Data excerpts:
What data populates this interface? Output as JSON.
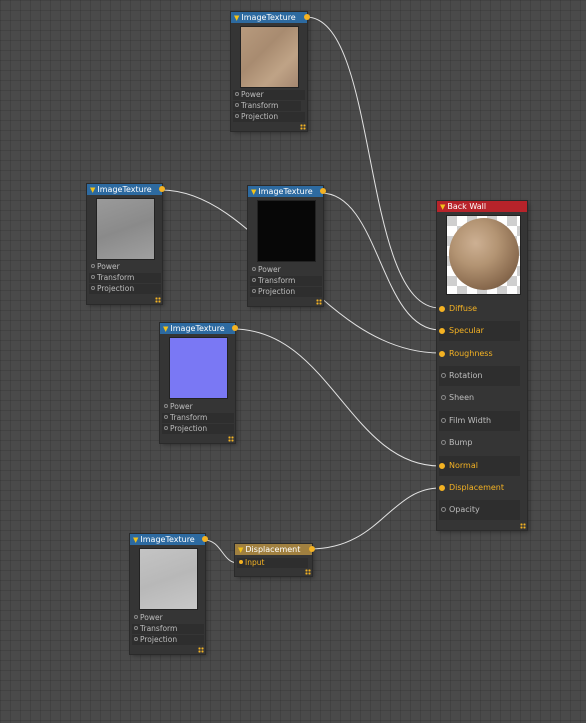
{
  "nodes": {
    "tex_top": {
      "title": "ImageTexture",
      "rows": [
        "Power",
        "Transform",
        "Projection"
      ]
    },
    "tex_left": {
      "title": "ImageTexture",
      "rows": [
        "Power",
        "Transform",
        "Projection"
      ]
    },
    "tex_mid": {
      "title": "ImageTexture",
      "rows": [
        "Power",
        "Transform",
        "Projection"
      ]
    },
    "tex_normal": {
      "title": "ImageTexture",
      "rows": [
        "Power",
        "Transform",
        "Projection"
      ]
    },
    "tex_bottom": {
      "title": "ImageTexture",
      "rows": [
        "Power",
        "Transform",
        "Projection"
      ]
    },
    "displacement": {
      "title": "Displacement",
      "input_label": "Input"
    },
    "material": {
      "title": "Back Wall",
      "inputs": [
        "Diffuse",
        "Specular",
        "Roughness",
        "Rotation",
        "Sheen",
        "Film Width",
        "Bump",
        "Normal",
        "Displacement",
        "Opacity"
      ],
      "connected": [
        "Diffuse",
        "Specular",
        "Roughness",
        "Normal",
        "Displacement"
      ]
    }
  },
  "colors": {
    "canvas": "#4a4a4a",
    "texture_header": "#2d6aa0",
    "material_header": "#b7232a",
    "displacement_header": "#a08040",
    "port_active": "#f4b223",
    "wire": "#e6e6e6"
  },
  "icons": {
    "collapse": "triangle-down-icon",
    "resize": "resize-grip-icon"
  }
}
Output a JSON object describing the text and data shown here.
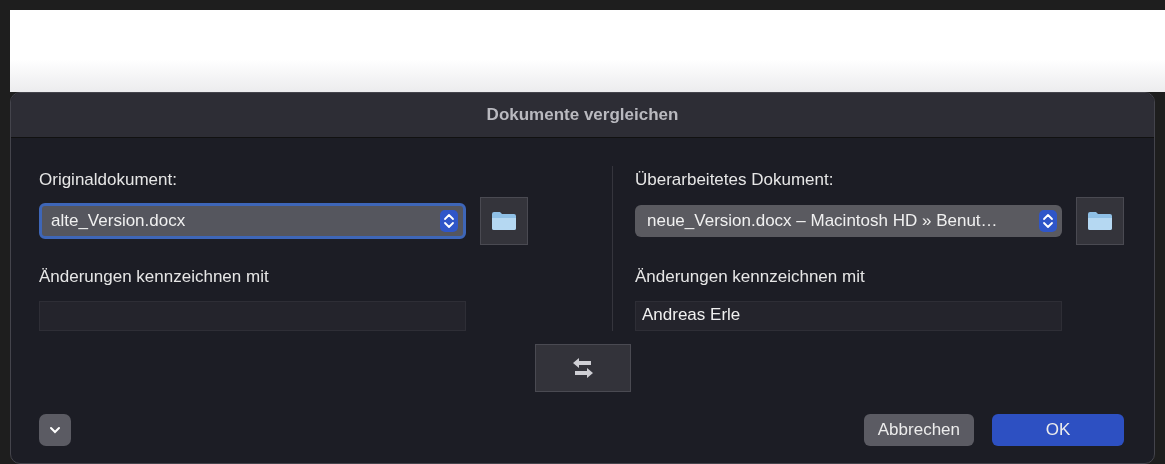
{
  "dialog": {
    "title": "Dokumente vergleichen"
  },
  "columns": [
    {
      "label": "Originaldokument:",
      "document": "alte_Version.docx",
      "focused": true,
      "mark_label": "Änderungen kennzeichnen mit"
    },
    {
      "label": "Überarbeitetes Dokument:",
      "document": "neue_Version.docx – Macintosh HD » Benut…",
      "focused": false,
      "mark_label": "Änderungen kennzeichnen mit",
      "mark_value": "Andreas Erle"
    }
  ],
  "buttons": [
    {
      "label": "Abbrechen",
      "default": false
    },
    {
      "label": "OK",
      "default": true
    }
  ]
}
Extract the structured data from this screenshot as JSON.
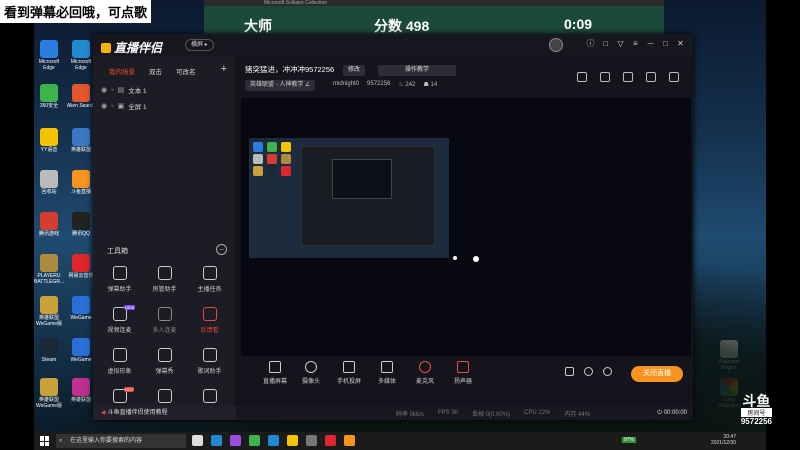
{
  "overlay_caption": "看到弹幕必回哦，可点歌",
  "background_window": {
    "title_bar": "Microsoft Solitaire Collection",
    "left_label": "大师",
    "score_label": "分数 498",
    "timer": "0:09"
  },
  "desktop_icons": {
    "left_col1": [
      "Microsoft Edge",
      "360安全",
      "YY语音",
      "回收站",
      "腾讯游戏",
      "PLAYERU BATTLEGR...",
      "英雄联盟 WeGame版",
      "Steam",
      "英雄联盟 WeGame版"
    ],
    "left_col2": [
      "Microsoft Edge",
      "Alien Search",
      "英雄联盟",
      "斗鱼直播",
      "腾讯QQ",
      "网易云音乐",
      "WeGame",
      "WeGame",
      "英雄联盟"
    ],
    "right": [
      "Wallpaper Engine",
      "Lively Wallpaper"
    ]
  },
  "app": {
    "logo": "直播伴侣",
    "mode_pill": "横屏 ▸",
    "window_controls": [
      "ⓘ",
      "□",
      "▽",
      "≡",
      "─",
      "□",
      "✕"
    ],
    "scene_tabs": [
      "我的场景",
      "双击",
      "可改名"
    ],
    "sources": [
      {
        "label": "文本 1"
      },
      {
        "label": "全屏 1"
      }
    ],
    "toolbox_title": "工具箱",
    "tools": [
      {
        "label": "弹幕助手",
        "state": "normal"
      },
      {
        "label": "房管助手",
        "state": "normal"
      },
      {
        "label": "主播任务",
        "state": "normal"
      },
      {
        "label": "视频连麦",
        "state": "normal",
        "badge": "NEW"
      },
      {
        "label": "多人连麦",
        "state": "dim"
      },
      {
        "label": "反馈看",
        "state": "hot"
      },
      {
        "label": "虚拟形象",
        "state": "normal"
      },
      {
        "label": "弹幕秀",
        "state": "normal"
      },
      {
        "label": "歌词助手",
        "state": "normal"
      },
      {
        "label": "",
        "state": "normal",
        "badge": "HOT"
      },
      {
        "label": "",
        "state": "normal"
      },
      {
        "label": "",
        "state": "normal"
      }
    ],
    "tutorial": "斗鱼直播伴侣使用教程",
    "room_title": "猪突猛进，冲冲冲9572256",
    "edit_label": "修改",
    "ops_label": "操作教学",
    "category": "英雄联盟 - 人神教学 ∠",
    "streamer": "midnight0",
    "room_id": "9572256",
    "hot_count": "242",
    "viewer_count": "14",
    "controls": [
      "直播屏幕",
      "摄像头",
      "手机投屏",
      "多媒体",
      "麦克风",
      "扬声器"
    ],
    "live_button": "关闭直播",
    "status": {
      "bitrate": "码率 0kb/s",
      "fps": "FPS 30",
      "dropped": "丢帧 0(0.00%)",
      "cpu": "CPU 22%",
      "mem": "内存 44%",
      "time": "00:00:00"
    }
  },
  "taskbar": {
    "search_placeholder": "在这里输入你要搜索的内容",
    "battery": "97%",
    "clock": "20:47",
    "date": "2021/12/30"
  },
  "watermark": {
    "logo": "斗鱼",
    "tag": "房间号",
    "room": "9572256"
  },
  "colors": {
    "accent_orange": "#f7941d",
    "hot_red": "#e84c3d",
    "panel_bg": "#1b1c24",
    "preview_bg": "#080910"
  }
}
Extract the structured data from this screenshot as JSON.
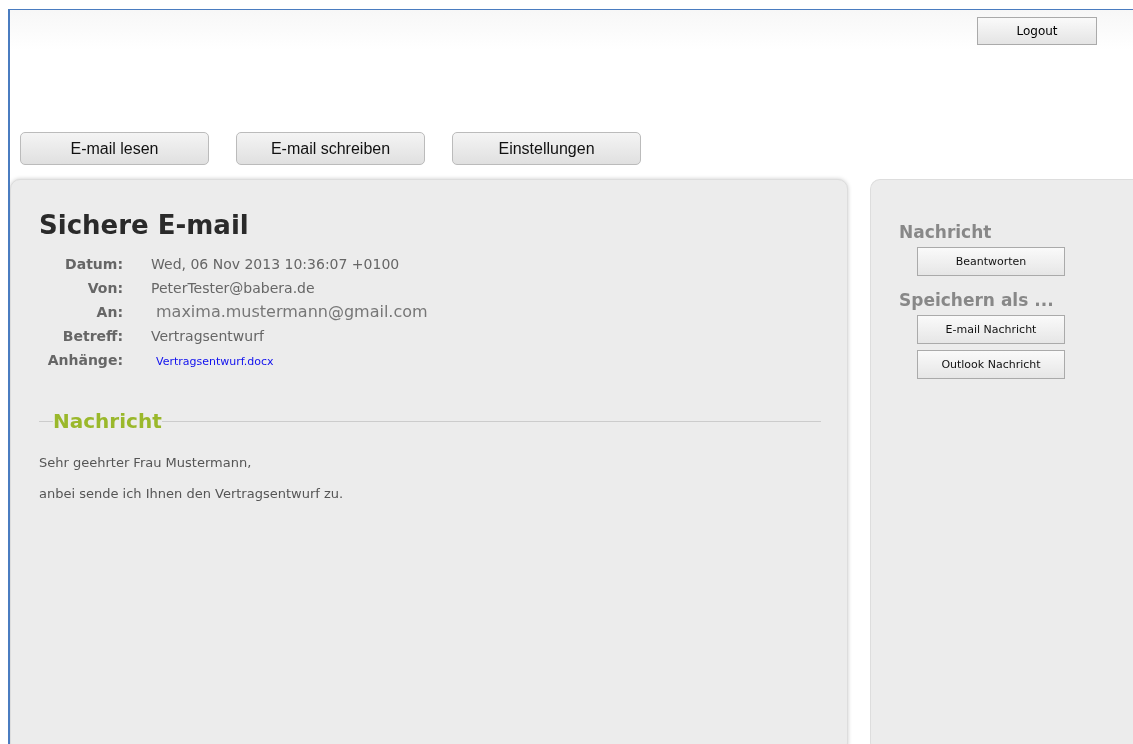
{
  "header": {
    "logout_button": "Logout"
  },
  "nav_buttons": [
    "E-mail lesen",
    "E-mail schreiben",
    "Einstellungen"
  ],
  "email": {
    "title": "Sichere E-mail",
    "fields": [
      {
        "label": "Datum:",
        "value": "Wed, 06 Nov 2013 10:36:07 +0100",
        "kind": "text"
      },
      {
        "label": "Von:",
        "value": "PeterTester@babera.de",
        "kind": "text"
      },
      {
        "label": "An:",
        "value": "maxima.mustermann@gmail.com",
        "kind": "large"
      },
      {
        "label": "Betreff:",
        "value": "Vertragsentwurf",
        "kind": "text"
      },
      {
        "label": "Anhänge:",
        "value": "Vertragsentwurf.docx",
        "kind": "link"
      }
    ],
    "message_heading": "Nachricht",
    "message_lines": [
      "Sehr geehrter Frau Mustermann,",
      "anbei sende ich Ihnen den Vertragsentwurf zu."
    ]
  },
  "sidebar": {
    "sections": [
      {
        "heading": "Nachricht",
        "buttons": [
          "Beantworten"
        ]
      },
      {
        "heading": "Speichern als ...",
        "buttons": [
          "E-mail Nachricht",
          "Outlook Nachricht"
        ]
      }
    ]
  }
}
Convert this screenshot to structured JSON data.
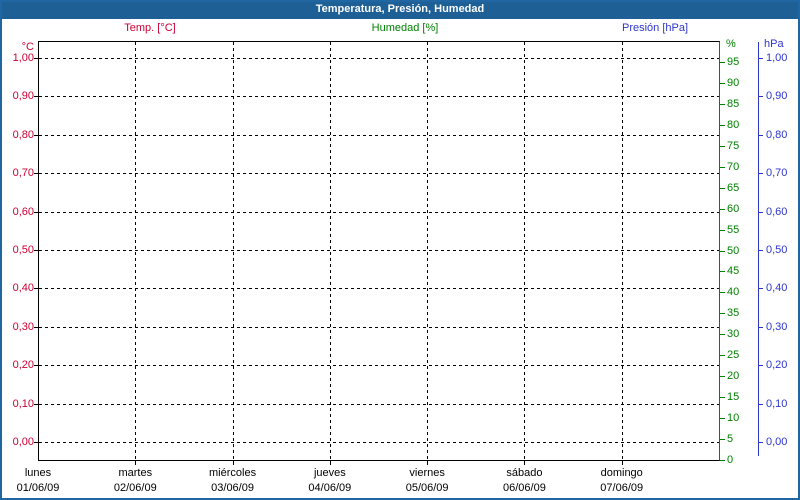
{
  "window": {
    "title": "Temperatura, Presión, Humedad",
    "titlebar_color": "#1e5f96",
    "border_color": "#2066a2",
    "background": "#ffffff"
  },
  "chart_data": {
    "type": "line",
    "title": "Temperatura, Presión, Humedad",
    "note": "empty chart - no data series plotted yet",
    "grid": {
      "style": "dashed",
      "color": "#000000"
    },
    "legend_position": "top",
    "series": [
      {
        "name": "Temp. [°C]",
        "color": "#cc0033",
        "axis": "left",
        "values": []
      },
      {
        "name": "Humedad [%]",
        "color": "#008200",
        "axis": "right_percent",
        "values": []
      },
      {
        "name": "Presión [hPa]",
        "color": "#2d35cc",
        "axis": "right_pressure",
        "values": []
      }
    ],
    "axes": {
      "left": {
        "unit": "°C",
        "color": "#cc0033",
        "min": 0.0,
        "max": 1.0,
        "tick_step": 0.1,
        "tick_labels": [
          "1,00",
          "0,90",
          "0,80",
          "0,70",
          "0,60",
          "0,50",
          "0,40",
          "0,30",
          "0,20",
          "0,10",
          "0,00"
        ]
      },
      "right_percent": {
        "unit": "%",
        "color": "#008200",
        "min": 0,
        "max": 100,
        "tick_step": 5,
        "tick_labels": [
          "95",
          "90",
          "85",
          "80",
          "75",
          "70",
          "65",
          "60",
          "55",
          "50",
          "45",
          "40",
          "35",
          "30",
          "25",
          "20",
          "15",
          "10",
          "5",
          "0"
        ]
      },
      "right_pressure": {
        "unit": "hPa",
        "color": "#2d35cc",
        "min": 0.0,
        "max": 1.0,
        "tick_step": 0.1,
        "tick_labels": [
          "1,00",
          "0,90",
          "0,80",
          "0,70",
          "0,60",
          "0,50",
          "0,40",
          "0,30",
          "0,20",
          "0,10",
          "0,00"
        ]
      },
      "x": {
        "days": [
          {
            "name": "lunes",
            "date": "01/06/09"
          },
          {
            "name": "martes",
            "date": "02/06/09"
          },
          {
            "name": "miércoles",
            "date": "03/06/09"
          },
          {
            "name": "jueves",
            "date": "04/06/09"
          },
          {
            "name": "viernes",
            "date": "05/06/09"
          },
          {
            "name": "sábado",
            "date": "06/06/09"
          },
          {
            "name": "domingo",
            "date": "07/06/09"
          }
        ]
      }
    }
  }
}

Objective:
Only lines with the word "JSON" are wanted, so copy each one from the records.

Answer to the exercise:
What data populates this interface? Output as JSON.
Output a JSON object describing the text and data shown here.
Extract the structured data from this screenshot as JSON.
Extract the structured data from this screenshot as JSON.
Convert this screenshot to structured JSON data.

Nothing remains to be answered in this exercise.